Written task =>
Would you copy out the whole listing exactly as given?
········
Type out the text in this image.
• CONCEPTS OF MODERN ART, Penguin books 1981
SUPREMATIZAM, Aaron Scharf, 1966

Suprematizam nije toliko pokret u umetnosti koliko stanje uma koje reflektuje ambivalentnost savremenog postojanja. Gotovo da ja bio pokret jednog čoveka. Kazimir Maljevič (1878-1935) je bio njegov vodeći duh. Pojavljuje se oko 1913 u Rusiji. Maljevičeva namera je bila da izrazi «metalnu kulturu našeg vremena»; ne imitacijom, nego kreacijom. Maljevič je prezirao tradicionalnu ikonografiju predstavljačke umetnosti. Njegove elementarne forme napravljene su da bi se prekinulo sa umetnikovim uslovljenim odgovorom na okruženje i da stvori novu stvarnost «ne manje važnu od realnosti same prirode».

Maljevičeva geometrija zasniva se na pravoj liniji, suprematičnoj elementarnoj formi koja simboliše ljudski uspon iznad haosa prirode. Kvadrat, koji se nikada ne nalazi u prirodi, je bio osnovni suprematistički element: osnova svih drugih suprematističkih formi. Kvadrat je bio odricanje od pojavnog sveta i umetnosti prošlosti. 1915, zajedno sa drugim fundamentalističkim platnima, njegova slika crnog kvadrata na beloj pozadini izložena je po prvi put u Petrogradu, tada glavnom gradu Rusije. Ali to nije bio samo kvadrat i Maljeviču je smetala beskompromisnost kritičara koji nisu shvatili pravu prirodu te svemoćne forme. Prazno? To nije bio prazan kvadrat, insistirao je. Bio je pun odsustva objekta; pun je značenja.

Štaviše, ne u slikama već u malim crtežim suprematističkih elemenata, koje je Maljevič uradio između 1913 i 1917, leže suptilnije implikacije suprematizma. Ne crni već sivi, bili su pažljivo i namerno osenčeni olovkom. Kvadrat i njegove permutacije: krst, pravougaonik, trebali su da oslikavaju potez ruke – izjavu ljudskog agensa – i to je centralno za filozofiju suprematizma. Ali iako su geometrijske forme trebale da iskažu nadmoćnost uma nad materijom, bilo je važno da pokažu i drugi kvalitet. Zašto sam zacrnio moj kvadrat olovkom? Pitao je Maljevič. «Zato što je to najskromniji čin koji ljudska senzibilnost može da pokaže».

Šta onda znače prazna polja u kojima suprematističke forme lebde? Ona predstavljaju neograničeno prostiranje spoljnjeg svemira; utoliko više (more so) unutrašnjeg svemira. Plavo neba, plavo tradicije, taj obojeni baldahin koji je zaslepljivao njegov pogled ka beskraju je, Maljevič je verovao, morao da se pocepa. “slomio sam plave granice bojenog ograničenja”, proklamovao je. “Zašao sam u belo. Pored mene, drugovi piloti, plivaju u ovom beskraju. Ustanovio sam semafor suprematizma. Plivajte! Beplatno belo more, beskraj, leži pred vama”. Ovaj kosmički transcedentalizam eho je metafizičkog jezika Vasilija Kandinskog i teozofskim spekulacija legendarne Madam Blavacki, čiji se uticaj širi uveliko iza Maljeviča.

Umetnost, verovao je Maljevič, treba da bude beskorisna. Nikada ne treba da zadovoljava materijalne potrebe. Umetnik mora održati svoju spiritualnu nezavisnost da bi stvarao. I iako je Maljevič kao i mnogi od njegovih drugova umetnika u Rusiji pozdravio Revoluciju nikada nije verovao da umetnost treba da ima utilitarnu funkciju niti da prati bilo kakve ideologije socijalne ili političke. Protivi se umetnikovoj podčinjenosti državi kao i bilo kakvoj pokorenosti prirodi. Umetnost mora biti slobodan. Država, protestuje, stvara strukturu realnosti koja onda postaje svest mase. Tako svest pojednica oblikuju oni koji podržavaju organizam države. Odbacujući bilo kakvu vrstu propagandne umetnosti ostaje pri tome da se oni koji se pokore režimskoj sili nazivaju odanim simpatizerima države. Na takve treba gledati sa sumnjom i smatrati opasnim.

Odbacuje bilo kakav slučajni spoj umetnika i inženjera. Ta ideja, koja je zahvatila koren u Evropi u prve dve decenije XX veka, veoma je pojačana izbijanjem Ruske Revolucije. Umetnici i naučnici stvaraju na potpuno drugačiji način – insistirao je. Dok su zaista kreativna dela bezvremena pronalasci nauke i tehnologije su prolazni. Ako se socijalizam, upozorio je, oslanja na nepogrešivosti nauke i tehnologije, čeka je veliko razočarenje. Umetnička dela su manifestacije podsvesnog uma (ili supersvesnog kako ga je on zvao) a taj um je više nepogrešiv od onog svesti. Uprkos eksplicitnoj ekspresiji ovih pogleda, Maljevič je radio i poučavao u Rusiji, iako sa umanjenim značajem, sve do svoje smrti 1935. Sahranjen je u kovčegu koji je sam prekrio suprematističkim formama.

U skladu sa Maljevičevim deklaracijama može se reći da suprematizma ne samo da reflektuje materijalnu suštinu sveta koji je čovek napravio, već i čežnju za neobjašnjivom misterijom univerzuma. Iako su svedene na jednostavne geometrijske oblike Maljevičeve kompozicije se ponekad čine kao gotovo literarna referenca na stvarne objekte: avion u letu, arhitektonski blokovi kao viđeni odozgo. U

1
········
Task output =>
Type out the text in this image.
• CONCEPTS OF MODERN ART, Penguin books 1981
SUPREMATIZAM, Aaron Scharf, 1966

Suprematizam nije toliko pokret u umetnosti koliko stanje uma koje reflektuje ambivalentnost savremenog postojanja. Gotovo da ja bio pokret jednog čoveka. Kazimir Maljevič (1878-1935) je bio njegov vodeći duh. Pojavljuje se oko 1913 u Rusiji. Maljevičeva namera je bila da izrazi «metalnu kulturu našeg vremena»; ne imitacijom, nego kreacijom. Maljevič je prezirao tradicionalnu ikonografiju predstavljačke umetnosti. Njegove elementarne forme napravljene su da bi se prekinulo sa umetnikovim uslovljenim odgovorom na okruženje i da stvori novu stvarnost «ne manje važnu od realnosti same prirode».

Maljevičeva geometrija zasniva se na pravoj liniji, suprematičnoj elementarnoj formi koja simboliše ljudski uspon iznad haosa prirode. Kvadrat, koji se nikada ne nalazi u prirodi, je bio osnovni suprematistički element: osnova svih drugih suprematističkih formi. Kvadrat je bio odricanje od pojavnog sveta i umetnosti prošlosti. 1915, zajedno sa drugim fundamentalističkim platnima, njegova slika crnog kvadrata na beloj pozadini izložena je po prvi put u Petrogradu, tada glavnom gradu Rusije. Ali to nije bio samo kvadrat i Maljeviču je smetala beskompromisnost kritičara koji nisu shvatili pravu prirodu te svemoćne forme. Prazno? To nije bio prazan kvadrat, insistirao je. Bio je pun odsustva objekta; pun je značenja.

Štaviše, ne u slikama već u malim crtežim suprematističkih elemenata, koje je Maljevič uradio između 1913 i 1917, leže suptilnije implikacije suprematizma. Ne crni već sivi, bili su pažljivo i namerno osenčeni olovkom. Kvadrat i njegove permutacije: krst, pravougaonik, trebali su da oslikavaju potez ruke – izjavu ljudskog agensa – i to je centralno za filozofiju suprematizma. Ali iako su geometrijske forme trebale da iskažu nadmoćnost uma nad materijom, bilo je važno da pokažu i drugi kvalitet. Zašto sam zacrnio moj kvadrat olovkom? Pitao je Maljevič. «Zato što je to najskromniji čin koji ljudska senzibilnost može da pokaže».

Šta onda znače prazna polja u kojima suprematističke forme lebde? Ona predstavljaju neograničeno prostiranje spoljnjeg svemira; utoliko više (more so) unutrašnjeg svemira. Plavo neba, plavo tradicije, taj obojeni baldahin koji je zaslepljivao njegov pogled ka beskraju je, Maljevič je verovao, morao da se pocepa. “slomio sam plave granice bojenog ograničenja”, proklamovao je. “Zašao sam u belo. Pored mene, drugovi piloti, plivaju u ovom beskraju. Ustanovio sam semafor suprematizma. Plivajte! Beplatno belo more, beskraj, leži pred vama”. Ovaj kosmički transcedentalizam eho je metafizičkog jezika Vasilija Kandinskog i teozofskim spekulacija legendarne Madam Blavacki, čiji se uticaj širi uveliko iza Maljeviča.

Umetnost, verovao je Maljevič, treba da bude beskorisna. Nikada ne treba da zadovoljava materijalne potrebe. Umetnik mora održati svoju spiritualnu nezavisnost da bi stvarao. I iako je Maljevič kao i mnogi od njegovih drugova umetnika u Rusiji pozdravio Revoluciju nikada nije verovao da umetnost treba da ima utilitarnu funkciju niti da prati bilo kakve ideologije socijalne ili političke. Protivi se umetnikovoj podčinjenosti državi kao i bilo kakvoj pokorenosti prirodi. Umetnost mora biti slobodan. Država, protestuje, stvara strukturu realnosti koja onda postaje svest mase. Tako svest pojednica oblikuju oni koji podržavaju organizam države. Odbacujući bilo kakvu vrstu propagandne umetnosti ostaje pri tome da se oni koji se pokore režimskoj sili nazivaju odanim simpatizerima države. Na takve treba gledati sa sumnjom i smatrati opasnim.

Odbacuje bilo kakav slučajni spoj umetnika i inženjera. Ta ideja, koja je zahvatila koren u Evropi u prve dve decenije XX veka, veoma je pojačana izbijanjem Ruske Revolucije. Umetnici i naučnici stvaraju na potpuno drugačiji način – insistirao je. Dok su zaista kreativna dela bezvremena pronalasci nauke i tehnologije su prolazni. Ako se socijalizam, upozorio je, oslanja na nepogrešivosti nauke i tehnologije, čeka je veliko razočarenje. Umetnička dela su manifestacije podsvesnog uma (ili supersvesnog kako ga je on zvao) a taj um je više nepogrešiv od onog svesti. Uprkos eksplicitnoj ekspresiji ovih pogleda, Maljevič je radio i poučavao u Rusiji, iako sa umanjenim značajem, sve do svoje smrti 1935. Sahranjen je u kovčegu koji je sam prekrio suprematističkim formama.

U skladu sa Maljevičevim deklaracijama može se reći da suprematizma ne samo da reflektuje materijalnu suštinu sveta koji je čovek napravio, već i čežnju za neobjašnjivom misterijom univerzuma. Iako su svedene na jednostavne geometrijske oblike Maljevičeve kompozicije se ponekad čine kao gotovo literarna referenca na stvarne objekte: avion u letu, arhitektonski blokovi kao viđeni odozgo. U

1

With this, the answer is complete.